■ **Written request**: Repeat each line exactly as it is written.

■ **Provided data**:
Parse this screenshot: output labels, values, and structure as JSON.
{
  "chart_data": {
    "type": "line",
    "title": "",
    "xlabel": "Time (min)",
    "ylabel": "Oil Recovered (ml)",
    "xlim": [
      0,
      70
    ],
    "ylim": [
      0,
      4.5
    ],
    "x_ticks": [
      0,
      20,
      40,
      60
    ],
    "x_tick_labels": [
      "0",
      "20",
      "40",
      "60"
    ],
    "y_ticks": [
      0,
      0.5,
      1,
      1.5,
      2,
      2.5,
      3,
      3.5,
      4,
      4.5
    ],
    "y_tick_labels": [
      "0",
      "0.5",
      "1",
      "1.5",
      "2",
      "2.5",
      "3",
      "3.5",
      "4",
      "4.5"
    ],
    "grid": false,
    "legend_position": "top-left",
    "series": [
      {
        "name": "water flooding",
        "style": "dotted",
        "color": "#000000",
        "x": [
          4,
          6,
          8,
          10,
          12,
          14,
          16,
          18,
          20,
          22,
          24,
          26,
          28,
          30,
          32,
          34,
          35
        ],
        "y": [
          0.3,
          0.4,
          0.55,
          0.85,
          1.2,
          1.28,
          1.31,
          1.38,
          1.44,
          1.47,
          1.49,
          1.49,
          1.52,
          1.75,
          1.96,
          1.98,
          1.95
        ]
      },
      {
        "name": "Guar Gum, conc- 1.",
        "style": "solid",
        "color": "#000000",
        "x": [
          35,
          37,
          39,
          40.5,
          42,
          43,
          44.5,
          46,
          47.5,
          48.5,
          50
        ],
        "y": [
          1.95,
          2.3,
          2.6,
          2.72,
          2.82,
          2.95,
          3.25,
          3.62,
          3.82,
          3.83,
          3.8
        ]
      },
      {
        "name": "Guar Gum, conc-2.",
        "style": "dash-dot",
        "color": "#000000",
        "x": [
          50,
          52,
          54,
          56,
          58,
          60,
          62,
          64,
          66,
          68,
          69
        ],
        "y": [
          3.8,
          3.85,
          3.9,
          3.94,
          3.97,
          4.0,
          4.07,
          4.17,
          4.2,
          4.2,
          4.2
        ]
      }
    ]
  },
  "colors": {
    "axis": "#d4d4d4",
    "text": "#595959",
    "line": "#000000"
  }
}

■ **Correct answer**:
Parse this screenshot: output labels, values, and structure as JSON.
{
  "chart_data": {
    "type": "line",
    "title": "",
    "xlabel": "Time (min)",
    "ylabel": "Oil Recovered (ml)",
    "xlim": [
      0,
      70
    ],
    "ylim": [
      0,
      4.5
    ],
    "x_ticks": [
      0,
      20,
      40,
      60
    ],
    "x_tick_labels": [
      "0",
      "20",
      "40",
      "60"
    ],
    "y_ticks": [
      0,
      0.5,
      1,
      1.5,
      2,
      2.5,
      3,
      3.5,
      4,
      4.5
    ],
    "y_tick_labels": [
      "0",
      "0.5",
      "1",
      "1.5",
      "2",
      "2.5",
      "3",
      "3.5",
      "4",
      "4.5"
    ],
    "grid": false,
    "legend_position": "top-left",
    "series": [
      {
        "name": "water flooding",
        "style": "dotted",
        "color": "#000000",
        "x": [
          4,
          6,
          8,
          10,
          12,
          14,
          16,
          18,
          20,
          22,
          24,
          26,
          28,
          30,
          32,
          34,
          35
        ],
        "y": [
          0.3,
          0.4,
          0.55,
          0.85,
          1.2,
          1.28,
          1.31,
          1.38,
          1.44,
          1.47,
          1.49,
          1.49,
          1.52,
          1.75,
          1.96,
          1.98,
          1.95
        ]
      },
      {
        "name": "Guar Gum, conc- 1.",
        "style": "solid",
        "color": "#000000",
        "x": [
          35,
          37,
          39,
          40.5,
          42,
          43,
          44.5,
          46,
          47.5,
          48.5,
          50
        ],
        "y": [
          1.95,
          2.3,
          2.6,
          2.72,
          2.82,
          2.95,
          3.25,
          3.62,
          3.82,
          3.83,
          3.8
        ]
      },
      {
        "name": "Guar Gum, conc-2.",
        "style": "dash-dot",
        "color": "#000000",
        "x": [
          50,
          52,
          54,
          56,
          58,
          60,
          62,
          64,
          66,
          68,
          69
        ],
        "y": [
          3.8,
          3.85,
          3.9,
          3.94,
          3.97,
          4.0,
          4.07,
          4.17,
          4.2,
          4.2,
          4.2
        ]
      }
    ]
  },
  "colors": {
    "axis": "#d4d4d4",
    "text": "#595959",
    "line": "#000000"
  }
}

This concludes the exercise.